PROVIDED INFORMATION
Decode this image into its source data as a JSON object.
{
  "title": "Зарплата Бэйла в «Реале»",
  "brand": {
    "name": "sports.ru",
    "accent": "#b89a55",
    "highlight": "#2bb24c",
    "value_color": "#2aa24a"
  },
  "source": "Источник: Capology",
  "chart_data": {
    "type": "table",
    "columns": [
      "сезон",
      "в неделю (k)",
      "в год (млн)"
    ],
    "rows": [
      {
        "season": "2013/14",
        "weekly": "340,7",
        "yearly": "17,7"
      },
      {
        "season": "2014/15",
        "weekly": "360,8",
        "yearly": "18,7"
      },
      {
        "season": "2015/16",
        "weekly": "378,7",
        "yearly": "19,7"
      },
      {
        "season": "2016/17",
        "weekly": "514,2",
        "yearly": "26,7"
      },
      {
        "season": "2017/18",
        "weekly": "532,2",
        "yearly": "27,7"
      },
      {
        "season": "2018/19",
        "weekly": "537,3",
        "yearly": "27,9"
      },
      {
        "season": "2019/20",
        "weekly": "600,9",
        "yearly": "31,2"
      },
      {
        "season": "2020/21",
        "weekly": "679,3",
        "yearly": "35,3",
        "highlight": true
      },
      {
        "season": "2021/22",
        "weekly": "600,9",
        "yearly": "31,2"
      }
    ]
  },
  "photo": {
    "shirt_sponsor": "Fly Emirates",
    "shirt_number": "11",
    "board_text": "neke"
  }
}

REQUEST
Report each line in the preceding entries that holds the string "weekly".

RESULT BELOW
        "weekly": "340,7",
        "weekly": "360,8",
        "weekly": "378,7",
        "weekly": "514,2",
        "weekly": "532,2",
        "weekly": "537,3",
        "weekly": "600,9",
        "weekly": "679,3",
        "weekly": "600,9",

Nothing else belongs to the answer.